Repeat every line of the listing below exactly, minus the pictures.

----- GIVEN RECORDS -----

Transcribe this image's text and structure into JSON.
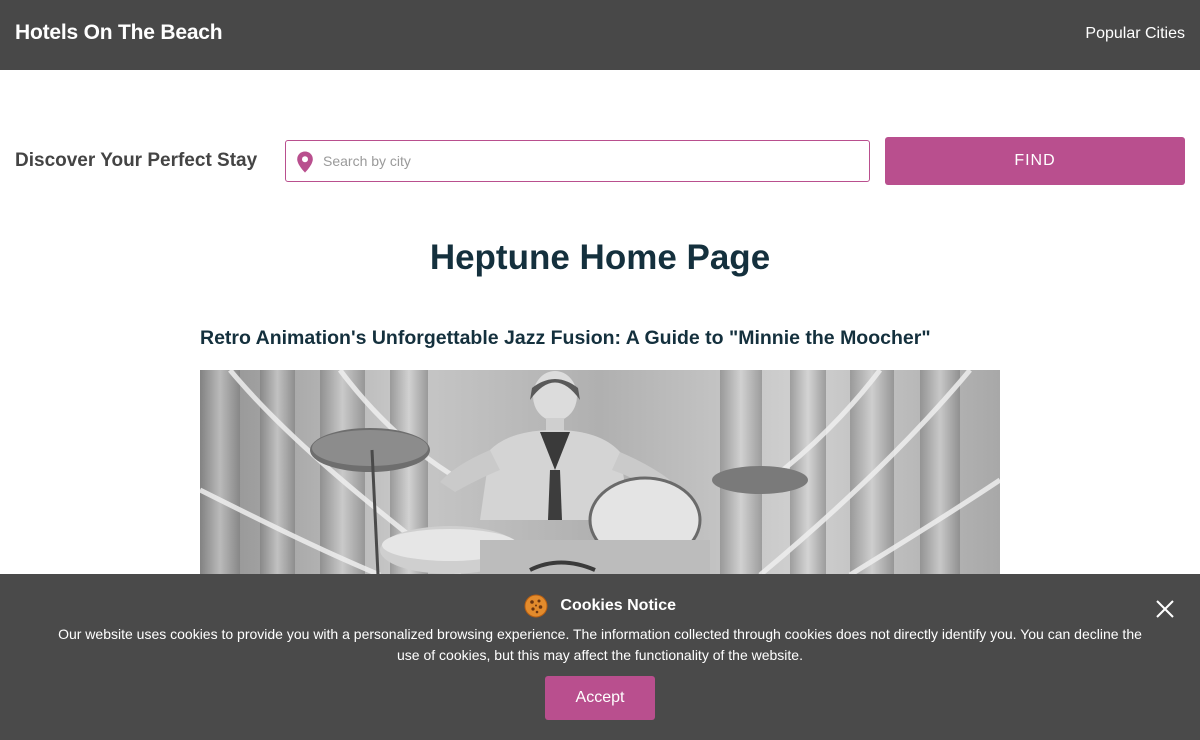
{
  "header": {
    "brand": "Hotels On The Beach",
    "nav_link": "Popular Cities"
  },
  "search": {
    "label": "Discover Your Perfect Stay",
    "placeholder": "Search by city",
    "icon": "map-pin-icon",
    "button_label": "FIND"
  },
  "main": {
    "page_title": "Heptune Home Page",
    "article_title": "Retro Animation's Unforgettable Jazz Fusion: A Guide to \"Minnie the Moocher\""
  },
  "cookie_notice": {
    "icon": "cookie-icon",
    "title": "Cookies Notice",
    "text": "Our website uses cookies to provide you with a personalized browsing experience. The information collected through cookies does not directly identify you. You can decline the use of cookies, but this may affect the functionality of the website.",
    "accept_label": "Accept",
    "close_icon": "close-icon"
  },
  "colors": {
    "header_bg": "#484848",
    "accent": "#b94f8e",
    "title_text": "#14303d",
    "banner_bg": "#4a4a4a"
  }
}
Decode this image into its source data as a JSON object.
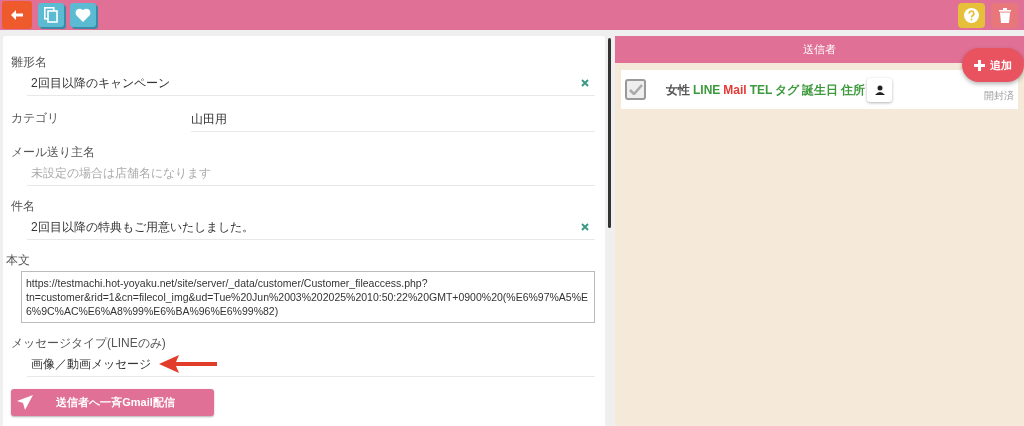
{
  "toolbar": {
    "left_buttons": [
      {
        "kind": "back"
      },
      {
        "kind": "copy"
      },
      {
        "kind": "favorite"
      }
    ],
    "right_buttons": [
      {
        "kind": "help"
      },
      {
        "kind": "delete"
      }
    ]
  },
  "form": {
    "fields": [
      {
        "kind": "input",
        "label": "雛形名",
        "value": "2回目以降のキャンペーン",
        "clearable": true
      },
      {
        "kind": "inline",
        "label": "カテゴリ",
        "value": "山田用"
      },
      {
        "kind": "input",
        "label": "メール送り主名",
        "placeholder": "未設定の場合は店舗名になります"
      },
      {
        "kind": "input",
        "label": "件名",
        "value": "2回目以降の特典もご用意いたしました。",
        "clearable": true
      },
      {
        "kind": "textarea",
        "label": "本文",
        "value": "https://testmachi.hot-yoyaku.net/site/server/_data/customer/Customer_fileaccess.php?tn=customer&rid=1&cn=filecol_img&ud=Tue%20Jun%2003%202025%2010:50:22%20GMT+0900%20(%E6%97%A5%E6%9C%AC%E6%A8%99%E6%BA%96%E6%99%82)"
      },
      {
        "kind": "select",
        "label": "メッセージタイプ(LINEのみ)",
        "value": "画像／動画メッセージ",
        "annotated": true
      }
    ],
    "send_button": "送信者へ一斉Gmail配信"
  },
  "senders": {
    "title": "送信者",
    "add_button": "追加",
    "status": "開封済",
    "rows": [
      {
        "checked": true,
        "tags": [
          {
            "text": "女性",
            "color": "#555555"
          },
          {
            "text": "LINE",
            "color": "#3c9a3c"
          },
          {
            "text": "Mail",
            "color": "#e53935"
          },
          {
            "text": "TEL",
            "color": "#3c9a3c"
          },
          {
            "text": "タグ",
            "color": "#3c9a3c"
          },
          {
            "text": "誕生日",
            "color": "#3c9a3c"
          },
          {
            "text": "住所",
            "color": "#3c9a3c"
          }
        ]
      }
    ]
  }
}
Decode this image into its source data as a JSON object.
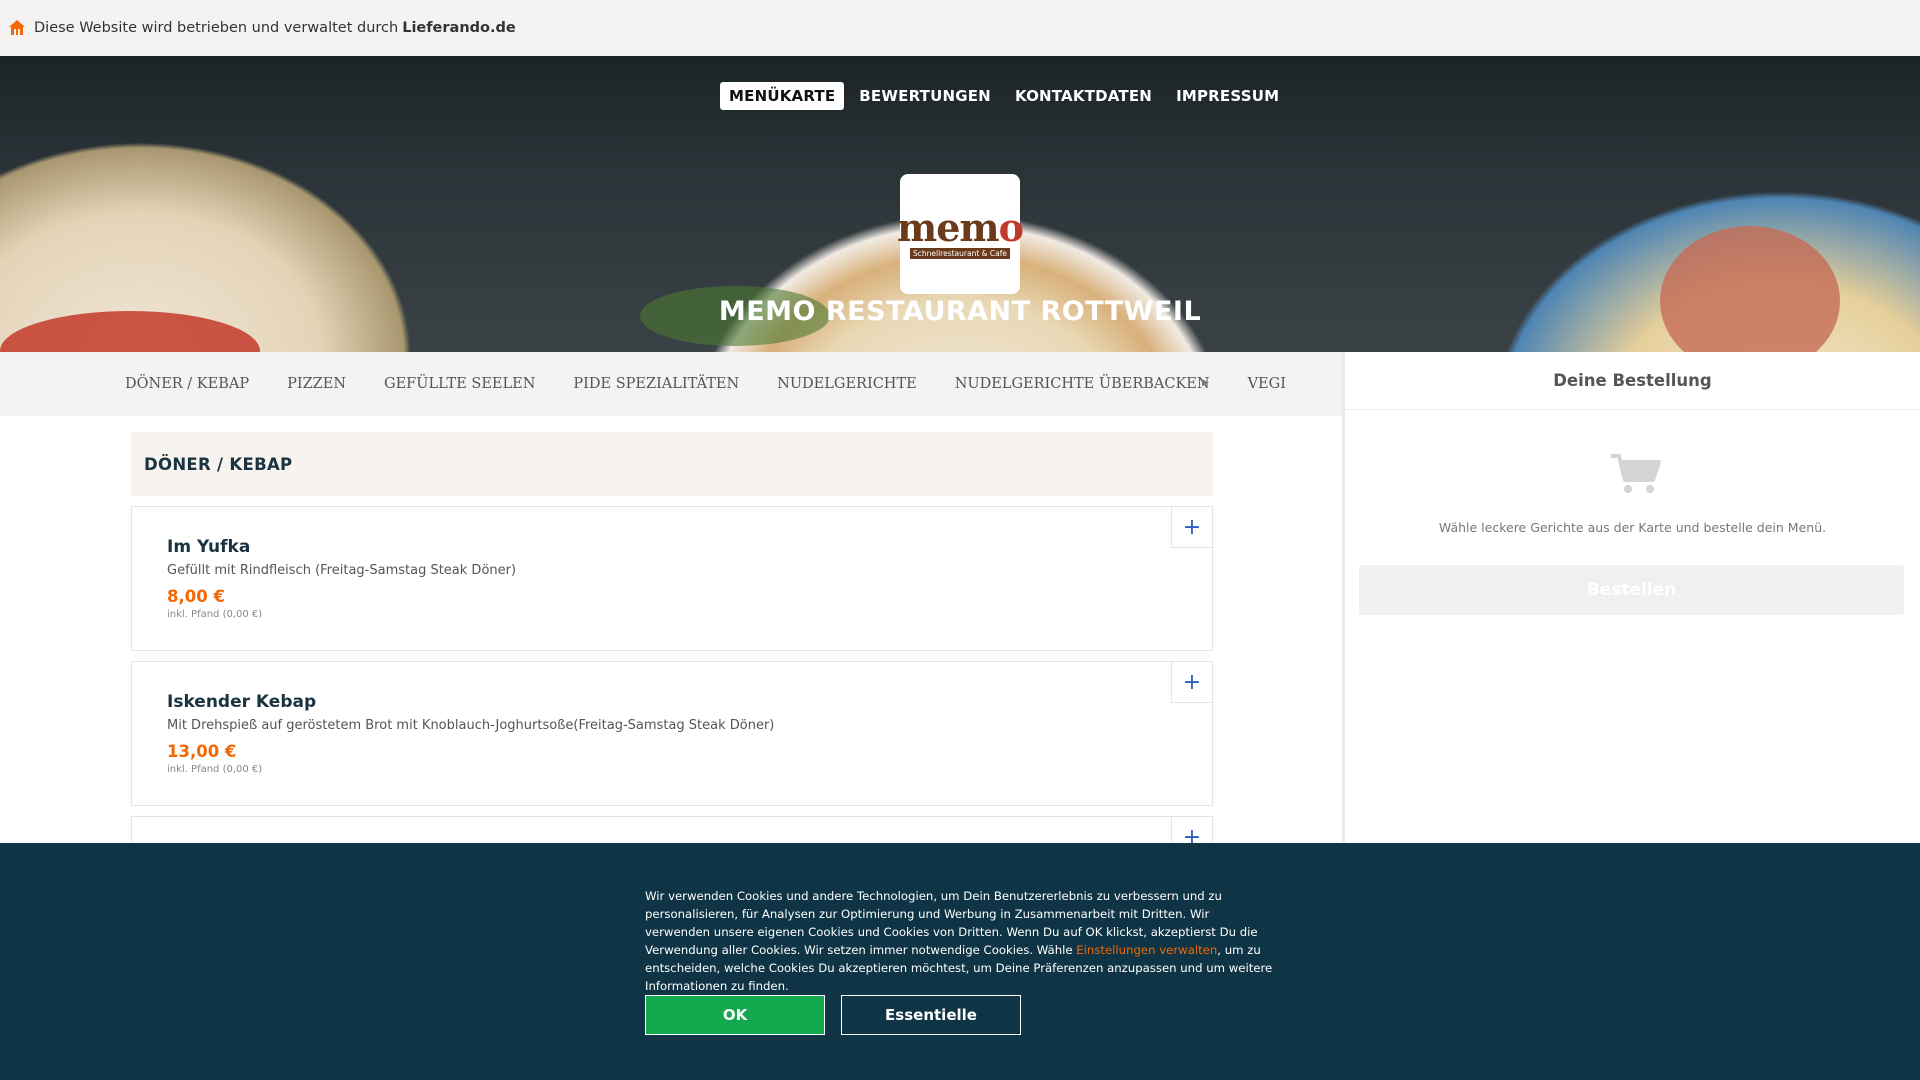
{
  "topbar": {
    "text": "Diese Website wird betrieben und verwaltet durch",
    "brand": "Lieferando.de"
  },
  "nav": {
    "items": [
      {
        "label": "MENÜKARTE",
        "active": true
      },
      {
        "label": "BEWERTUNGEN"
      },
      {
        "label": "KONTAKTDATEN"
      },
      {
        "label": "IMPRESSUM"
      }
    ]
  },
  "logo": {
    "word_left": "mem",
    "word_right": "o",
    "sub": "Schnellrestaurant & Cafe"
  },
  "restaurant": {
    "name": "MEMO RESTAURANT ROTTWEIL"
  },
  "categories": [
    "DÖNER / KEBAP",
    "PIZZEN",
    "GEFÜLLTE SEELEN",
    "PIDE SPEZIALITÄTEN",
    "NUDELGERICHTE",
    "NUDELGERICHTE ÜBERBACKEN",
    "VEGI"
  ],
  "section": {
    "title": "DÖNER / KEBAP"
  },
  "products": [
    {
      "name": "Im Yufka",
      "desc": "Gefüllt mit Rindfleisch (Freitag-Samstag Steak Döner)",
      "price": "8,00 €",
      "pfand": "inkl. Pfand (0,00 €)"
    },
    {
      "name": "Iskender Kebap",
      "desc": "Mit Drehspieß auf geröstetem Brot mit Knoblauch-Joghurtsoße(Freitag-Samstag Steak Döner)",
      "price": "13,00 €",
      "pfand": "inkl. Pfand (0,00 €)"
    }
  ],
  "plus_label": "+",
  "basket": {
    "title": "Deine Bestellung",
    "hint": "Wähle leckere Gerichte aus der Karte und bestelle dein Menü.",
    "order_button": "Bestellen"
  },
  "cookie": {
    "text_before": "Wir verwenden Cookies und andere Technologien, um Dein Benutzererlebnis zu verbessern und zu personalisieren, für Analysen zur Optimierung und Werbung in Zusammenarbeit mit Dritten. Wir verwenden unsere eigenen Cookies und Cookies von Dritten. Wenn Du auf OK klickst, akzeptierst Du die Verwendung aller Cookies. Wir setzen immer notwendige Cookies. Wähle ",
    "link": "Einstellungen verwalten",
    "text_after": ", um zu entscheiden, welche Cookies Du akzeptieren möchtest, um Deine Präferenzen anzupassen und um weitere Informationen zu finden.",
    "ok": "OK",
    "essential": "Essentielle"
  },
  "colors": {
    "accent": "#f36805",
    "ok_green": "#13a84d",
    "cookie_bg": "#0e3445",
    "heading": "#1a3340"
  }
}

-----

* [FULL OUTPUT]
Transcribe this image's text and structure into JSON.
{
  "header": {
    "brand": "Hotels On The Beach",
    "nav_link": "Popular Cities"
  },
  "search": {
    "label": "Discover Your Perfect Stay",
    "placeholder": "Search by city",
    "icon": "map-pin-icon",
    "button_label": "FIND"
  },
  "main": {
    "page_title": "Heptune Home Page",
    "article_title": "Retro Animation's Unforgettable Jazz Fusion: A Guide to \"Minnie the Moocher\""
  },
  "cookie_notice": {
    "icon": "cookie-icon",
    "title": "Cookies Notice",
    "text": "Our website uses cookies to provide you with a personalized browsing experience. The information collected through cookies does not directly identify you. You can decline the use of cookies, but this may affect the functionality of the website.",
    "accept_label": "Accept",
    "close_icon": "close-icon"
  },
  "colors": {
    "header_bg": "#484848",
    "accent": "#b94f8e",
    "title_text": "#14303d",
    "banner_bg": "#4a4a4a"
  }
}
Decode this image into its source data as a JSON object.
{
  "toolbar": {
    "left_buttons": [
      {
        "kind": "back"
      },
      {
        "kind": "copy"
      },
      {
        "kind": "favorite"
      }
    ],
    "right_buttons": [
      {
        "kind": "help"
      },
      {
        "kind": "delete"
      }
    ]
  },
  "form": {
    "fields": [
      {
        "kind": "input",
        "label": "雛形名",
        "value": "2回目以降のキャンペーン",
        "clearable": true
      },
      {
        "kind": "inline",
        "label": "カテゴリ",
        "value": "山田用"
      },
      {
        "kind": "input",
        "label": "メール送り主名",
        "placeholder": "未設定の場合は店舗名になります"
      },
      {
        "kind": "input",
        "label": "件名",
        "value": "2回目以降の特典もご用意いたしました。",
        "clearable": true
      },
      {
        "kind": "textarea",
        "label": "本文",
        "value": "https://testmachi.hot-yoyaku.net/site/server/_data/customer/Customer_fileaccess.php?tn=customer&rid=1&cn=filecol_img&ud=Tue%20Jun%2003%202025%2010:50:22%20GMT+0900%20(%E6%97%A5%E6%9C%AC%E6%A8%99%E6%BA%96%E6%99%82)"
      },
      {
        "kind": "select",
        "label": "メッセージタイプ(LINEのみ)",
        "value": "画像／動画メッセージ",
        "annotated": true
      }
    ],
    "send_button": "送信者へ一斉Gmail配信"
  },
  "senders": {
    "title": "送信者",
    "add_button": "追加",
    "status": "開封済",
    "rows": [
      {
        "checked": true,
        "tags": [
          {
            "text": "女性",
            "color": "#555555"
          },
          {
            "text": "LINE",
            "color": "#3c9a3c"
          },
          {
            "text": "Mail",
            "color": "#e53935"
          },
          {
            "text": "TEL",
            "color": "#3c9a3c"
          },
          {
            "text": "タグ",
            "color": "#3c9a3c"
          },
          {
            "text": "誕生日",
            "color": "#3c9a3c"
          },
          {
            "text": "住所",
            "color": "#3c9a3c"
          }
        ]
      }
    ]
  }
}
Decode this image into its source data as a JSON object.
{
  "topbar": {
    "text": "Diese Website wird betrieben und verwaltet durch",
    "brand": "Lieferando.de"
  },
  "nav": {
    "items": [
      {
        "label": "MENÜKARTE",
        "active": true
      },
      {
        "label": "BEWERTUNGEN"
      },
      {
        "label": "KONTAKTDATEN"
      },
      {
        "label": "IMPRESSUM"
      }
    ]
  },
  "logo": {
    "word_left": "mem",
    "word_right": "o",
    "sub": "Schnellrestaurant & Cafe"
  },
  "restaurant": {
    "name": "MEMO RESTAURANT ROTTWEIL"
  },
  "categories": [
    "DÖNER / KEBAP",
    "PIZZEN",
    "GEFÜLLTE SEELEN",
    "PIDE SPEZIALITÄTEN",
    "NUDELGERICHTE",
    "NUDELGERICHTE ÜBERBACKEN",
    "VEGI"
  ],
  "section": {
    "title": "DÖNER / KEBAP"
  },
  "products": [
    {
      "name": "Im Yufka",
      "desc": "Gefüllt mit Rindfleisch (Freitag-Samstag Steak Döner)",
      "price": "8,00 €",
      "pfand": "inkl. Pfand (0,00 €)"
    },
    {
      "name": "Iskender Kebap",
      "desc": "Mit Drehspieß auf geröstetem Brot mit Knoblauch-Joghurtsoße(Freitag-Samstag Steak Döner)",
      "price": "13,00 €",
      "pfand": "inkl. Pfand (0,00 €)"
    }
  ],
  "plus_label": "+",
  "basket": {
    "title": "Deine Bestellung",
    "hint": "Wähle leckere Gerichte aus der Karte und bestelle dein Menü.",
    "order_button": "Bestellen"
  },
  "cookie": {
    "text_before": "Wir verwenden Cookies und andere Technologien, um Dein Benutzererlebnis zu verbessern und zu personalisieren, für Analysen zur Optimierung und Werbung in Zusammenarbeit mit Dritten. Wir verwenden unsere eigenen Cookies und Cookies von Dritten. Wenn Du auf OK klickst, akzeptierst Du die Verwendung aller Cookies. Wir setzen immer notwendige Cookies. Wähle ",
    "link": "Einstellungen verwalten",
    "text_after": ", um zu entscheiden, welche Cookies Du akzeptieren möchtest, um Deine Präferenzen anzupassen und um weitere Informationen zu finden.",
    "ok": "OK",
    "essential": "Essentielle"
  },
  "colors": {
    "accent": "#f36805",
    "ok_green": "#13a84d",
    "cookie_bg": "#0e3445",
    "heading": "#1a3340"
  }
}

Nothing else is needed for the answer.